DATA:

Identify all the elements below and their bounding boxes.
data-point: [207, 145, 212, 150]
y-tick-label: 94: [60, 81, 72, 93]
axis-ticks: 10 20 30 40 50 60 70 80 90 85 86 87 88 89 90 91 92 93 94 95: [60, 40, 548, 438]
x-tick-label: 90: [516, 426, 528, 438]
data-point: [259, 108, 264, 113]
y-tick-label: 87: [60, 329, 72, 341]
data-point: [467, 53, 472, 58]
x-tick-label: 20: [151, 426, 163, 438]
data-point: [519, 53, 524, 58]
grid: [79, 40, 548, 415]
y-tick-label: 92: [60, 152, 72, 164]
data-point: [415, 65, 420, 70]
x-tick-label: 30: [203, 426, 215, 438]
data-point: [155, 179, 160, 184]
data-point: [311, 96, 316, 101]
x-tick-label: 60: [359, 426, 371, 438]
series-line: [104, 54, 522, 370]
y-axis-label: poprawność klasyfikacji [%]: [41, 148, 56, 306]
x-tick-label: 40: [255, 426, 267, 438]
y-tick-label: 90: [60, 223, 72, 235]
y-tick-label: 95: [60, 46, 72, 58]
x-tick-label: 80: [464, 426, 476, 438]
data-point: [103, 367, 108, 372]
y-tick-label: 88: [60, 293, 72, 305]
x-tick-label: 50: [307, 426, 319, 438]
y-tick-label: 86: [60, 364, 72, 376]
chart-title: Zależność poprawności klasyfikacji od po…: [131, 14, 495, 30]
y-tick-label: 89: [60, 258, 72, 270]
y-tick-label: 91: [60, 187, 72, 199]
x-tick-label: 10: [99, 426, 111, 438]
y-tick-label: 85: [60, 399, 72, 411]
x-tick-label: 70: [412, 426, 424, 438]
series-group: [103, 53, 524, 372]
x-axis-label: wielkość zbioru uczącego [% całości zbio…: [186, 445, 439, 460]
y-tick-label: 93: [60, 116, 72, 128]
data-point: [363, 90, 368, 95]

TASK OBJECTIVE:
Duplicate the listing from its first line through the line holding "grid: [79, 40, 548, 415]", inclusive.

OUTPUT FOR THIS TASK:
Identify all the elements below and their bounding boxes.
data-point: [207, 145, 212, 150]
y-tick-label: 94: [60, 81, 72, 93]
axis-ticks: 10 20 30 40 50 60 70 80 90 85 86 87 88 89 90 91 92 93 94 95: [60, 40, 548, 438]
x-tick-label: 90: [516, 426, 528, 438]
data-point: [259, 108, 264, 113]
y-tick-label: 87: [60, 329, 72, 341]
data-point: [467, 53, 472, 58]
x-tick-label: 20: [151, 426, 163, 438]
data-point: [519, 53, 524, 58]
grid: [79, 40, 548, 415]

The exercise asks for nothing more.